[Begin EXTRACTED DATA]

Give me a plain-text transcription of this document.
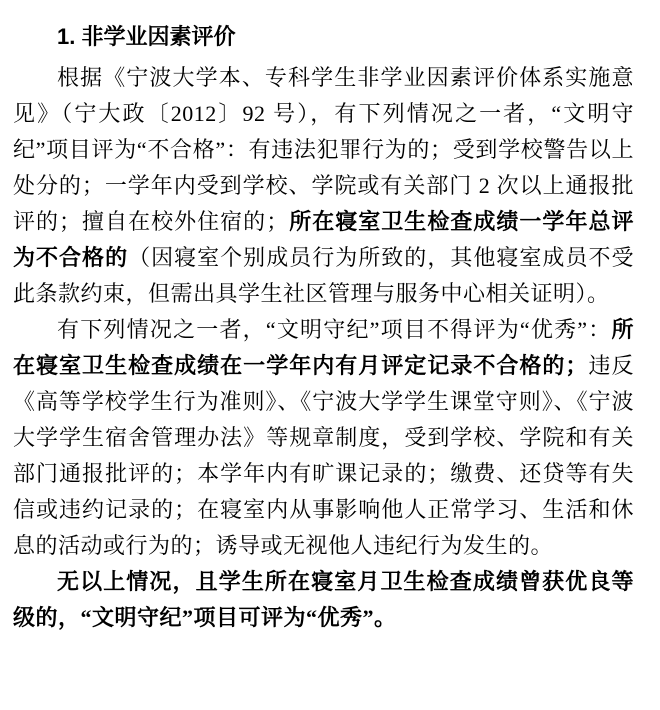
1. 非学业因素评价

根据《宁波大学本、专科学生非学业因素评价体系实施意见》（宁大政〔2012〕92 号），有下列情况之一者，“文明守纪”项目评为“不合格”：有违法犯罪行为的；受到学校警告以上处分的；一学年内受到学校、学院或有关部门 2 次以上通报批评的；擅自在校外住宿的；所在寝室卫生检查成绩一学年总评为不合格的（因寝室个别成员行为所致的，其他寝室成员不受此条款约束，但需出具学生社区管理与服务中心相关证明）。

有下列情况之一者，“文明守纪”项目不得评为“优秀”：所在寝室卫生检查成绩在一学年内有月评定记录不合格的；违反《高等学校学生行为准则》、《宁波大学学生课堂守则》、《宁波大学学生宿舍管理办法》等规章制度，受到学校、学院和有关部门通报批评的；本学年内有旷课记录的；缴费、还贷等有失信或违约记录的；在寝室内从事影响他人正常学习、生活和休息的活动或行为的；诱导或无视他人违纪行为发生的。

无以上情况，且学生所在寝室月卫生检查成绩曾获优良等级的，“文明守纪”项目可评为“优秀”。
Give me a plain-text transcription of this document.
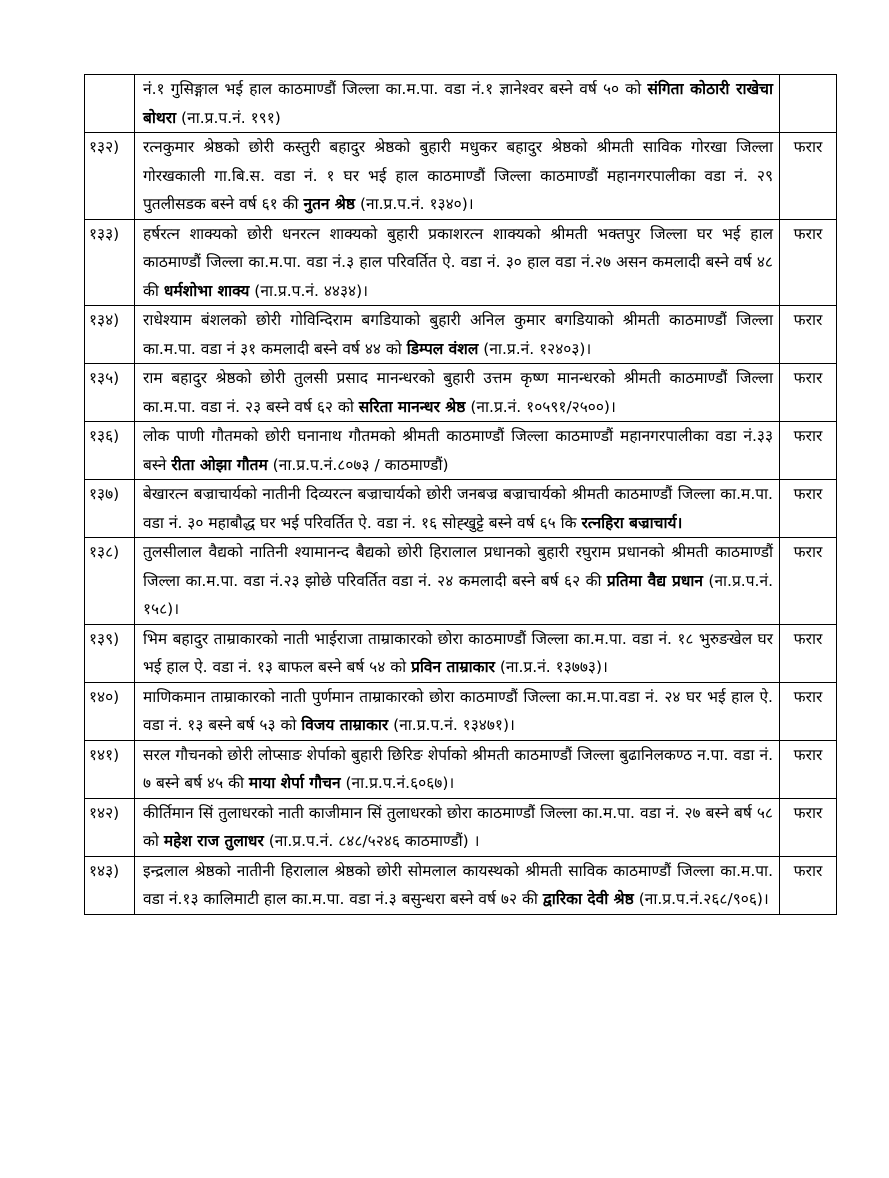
	नं.१ गुसिङ्गाल भई हाल काठमाण्डौं जिल्ला का.म.पा. वडा नं.१ ज्ञानेश्वर बस्ने वर्ष ५० को संगिता कोठारी राखेचा बोथरा (ना.प्र.प.नं. १९१)	
१३२)	रत्नकुमार श्रेष्ठको छोरी कस्तुरी बहादुर श्रेष्ठको बुहारी मधुकर बहादुर श्रेष्ठको श्रीमती साविक गोरखा जिल्ला गोरखकाली गा.बि.स. वडा नं. १ घर भई हाल काठमाण्डौं जिल्ला काठमाण्डौं महानगरपालीका वडा नं. २९ पुतलीसडक बस्ने वर्ष ६१ की नुतन श्रेष्ठ (ना.प्र.प.नं. १३४०)।	फरार
१३३)	हर्षरत्न शाक्यको छोरी धनरत्न शाक्यको बुहारी प्रकाशरत्न शाक्यको श्रीमती भक्तपुर जिल्ला घर भई हाल काठमाण्डौं जिल्ला का.म.पा. वडा नं.३ हाल परिवर्तित ऐ. वडा नं. ३० हाल वडा नं.२७ असन कमलादी बस्ने वर्ष ४८ की धर्मशोभा शाक्य (ना.प्र.प.नं. ४४३४)।	फरार
१३४)	राधेश्याम बंशलको छोरी गोविन्दिराम बगडियाको बुहारी अनिल कुमार बगडियाको श्रीमती काठमाण्डौं जिल्ला का.म.पा. वडा नं ३१ कमलादी बस्ने वर्ष ४४ को डिम्पल वंशल (ना.प्र.नं. १२४०३)।	फरार
१३५)	राम बहादुर श्रेष्ठको छोरी तुलसी प्रसाद मानन्धरको बुहारी उत्तम कृष्ण मानन्धरको श्रीमती काठमाण्डौं जिल्ला का.म.पा. वडा नं. २३ बस्ने वर्ष ६२ को सरिता मानन्धर श्रेष्ठ (ना.प्र.नं. १०५९१/२५००)।	फरार
१३६)	लोक पाणी गौतमको छोरी घनानाथ गौतमको श्रीमती काठमाण्डौं जिल्ला काठमाण्डौं महानगरपालीका वडा नं.३३ बस्ने रीता ओझा गौतम (ना.प्र.प.नं.८०७३ / काठमाण्डौं)	फरार
१३७)	बेखारत्न बज्राचार्यको नातीनी दिव्यरत्न बज्राचार्यको छोरी जनबज्र बज्राचार्यको श्रीमती काठमाण्डौं जिल्ला का.म.पा. वडा नं. ३० महाबौद्ध घर भई परिवर्तित ऐ. वडा नं. १६ सोह्खुट्टे बस्ने वर्ष ६५ कि रत्नहिरा बज्राचार्य।	फरार
१३८)	तुलसीलाल वैद्यको नातिनी श्यामानन्द बैद्यको छोरी हिरालाल प्रधानको बुहारी रघुराम प्रधानको श्रीमती काठमाण्डौं जिल्ला का.म.पा. वडा नं.२३ झोछे परिवर्तित वडा नं. २४ कमलादी बस्ने बर्ष ६२ की प्रतिमा वैद्य प्रधान (ना.प्र.प.नं. १५८)।	फरार
१३९)	भिम बहादुर ताम्राकारको नाती भाईराजा ताम्राकारको छोरा काठमाण्डौं जिल्ला का.म.पा. वडा नं. १८ भुरुङखेल घर भई हाल ऐ. वडा नं. १३ बाफल बस्ने बर्ष ५४ को प्रविन ताम्राकार (ना.प्र.नं. १३७७३)।	फरार
१४०)	माणिकमान ताम्राकारको नाती पुर्णमान ताम्राकारको छोरा काठमाण्डौं जिल्ला का.म.पा.वडा नं. २४ घर भई हाल ऐ. वडा नं. १३ बस्ने बर्ष ५३ को विजय ताम्राकार (ना.प्र.प.नं. १३४७१)।	फरार
१४१)	सरल गौचनको छोरी लोप्साङ शेर्पाको बुहारी छिरिङ शेर्पाको श्रीमती काठमाण्डौं जिल्ला बुढानिलकण्ठ न.पा. वडा नं. ७ बस्ने बर्ष ४५ की माया शेर्पा गौचन (ना.प्र.प.नं.६०६७)।	फरार
१४२)	कीर्तिमान सिं तुलाधरको नाती काजीमान सिं तुलाधरको छोरा काठमाण्डौं जिल्ला का.म.पा. वडा नं. २७ बस्ने बर्ष ५८ को महेश राज तुलाधर (ना.प्र.प.नं. ८४८/५२४६ काठमाण्डौं) ।	फरार
१४३)	इन्द्रलाल श्रेष्ठको नातीनी हिरालाल श्रेष्ठको छोरी सोमलाल कायस्थको श्रीमती साविक काठमाण्डौं जिल्ला का.म.पा. वडा नं.१३ कालिमाटी हाल का.म.पा. वडा नं.३ बसुन्धरा बस्ने वर्ष ७२ की द्वारिका देवी श्रेष्ठ (ना.प्र.प.नं.२६८/९०६)।	फरार
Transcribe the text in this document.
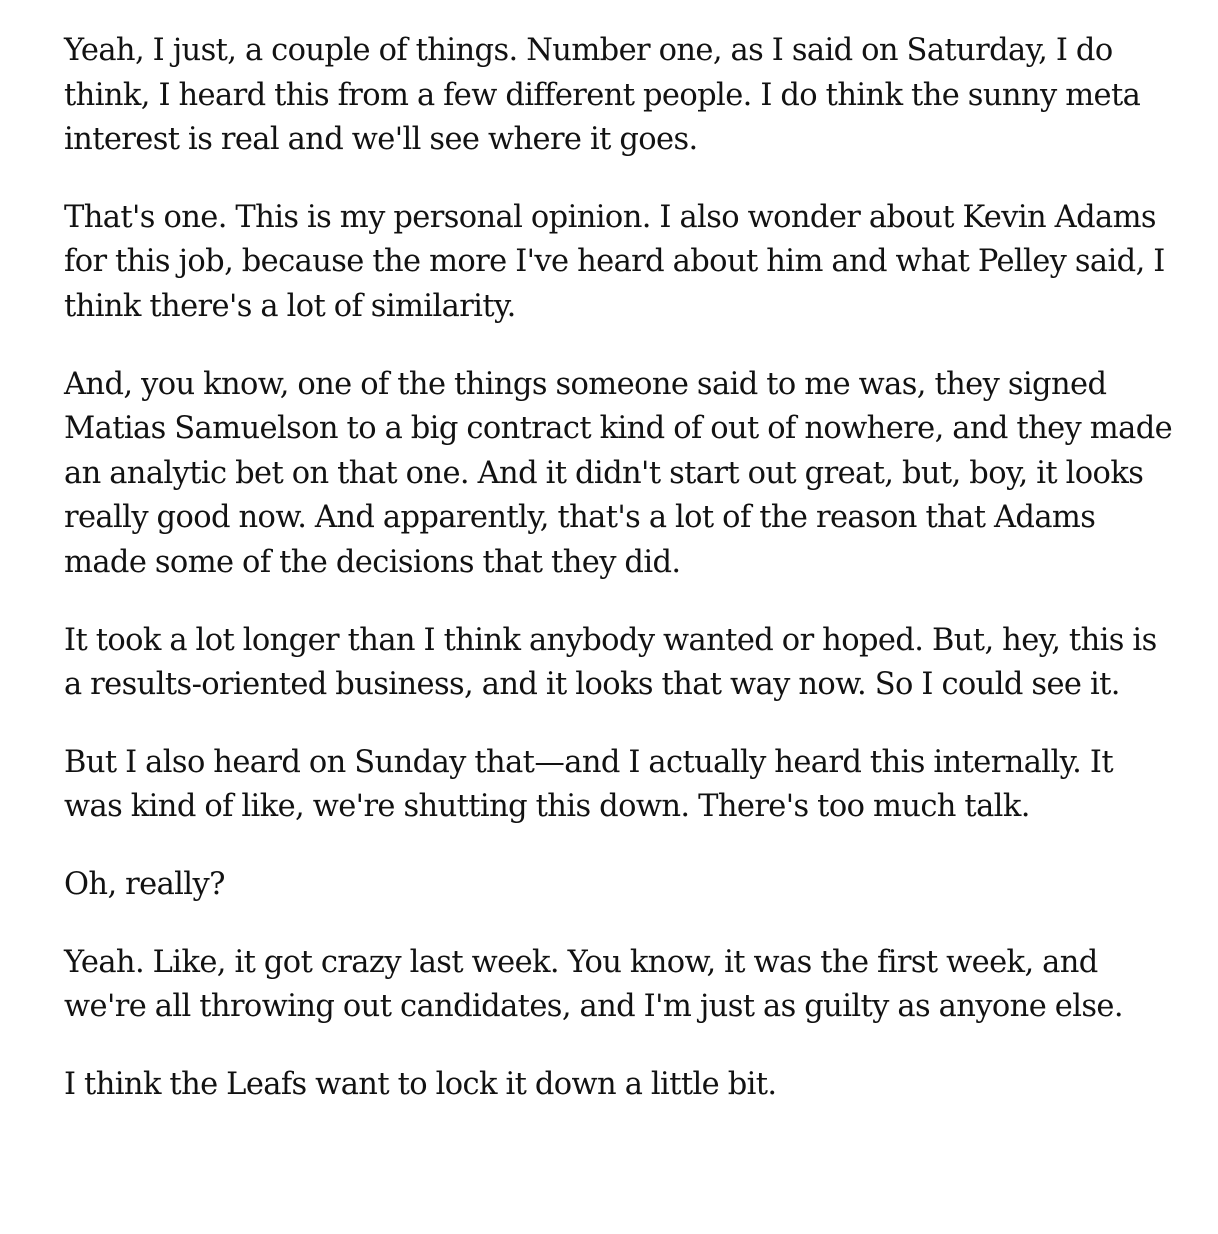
Yeah, I just, a couple of things. Number one, as I said on Saturday, I do think, I heard this from a few different people. I do think the sunny meta interest is real and we'll see where it goes.

That's one. This is my personal opinion. I also wonder about Kevin Adams for this job, because the more I've heard about him and what Pelley said, I think there's a lot of similarity.

And, you know, one of the things someone said to me was, they signed Matias Samuelson to a big contract kind of out of nowhere, and they made an analytic bet on that one. And it didn't start out great, but, boy, it looks really good now. And apparently, that's a lot of the reason that Adams made some of the decisions that they did.

It took a lot longer than I think anybody wanted or hoped. But, hey, this is a results-oriented business, and it looks that way now. So I could see it.

But I also heard on Sunday that—and I actually heard this internally. It was kind of like, we're shutting this down. There's too much talk.

Oh, really?

Yeah. Like, it got crazy last week. You know, it was the first week, and we're all throwing out candidates, and I'm just as guilty as anyone else.

I think the Leafs want to lock it down a little bit.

[End EXTRACTED DATA]

REQUIRED TASK — Show every line in the records above that contains the word "kind".

EXERCISE SOLUTION —
And, you know, one of the things someone said to me was, they signed Matias Samuelson to a big contract kind of out of nowhere, and they made an analytic bet on that one. And it didn't start out great, but, boy, it looks really good now. And apparently, that's a lot of the reason that Adams made some of the decisions that they did.
But I also heard on Sunday that—and I actually heard this internally. It was kind of like, we're shutting this down. There's too much talk.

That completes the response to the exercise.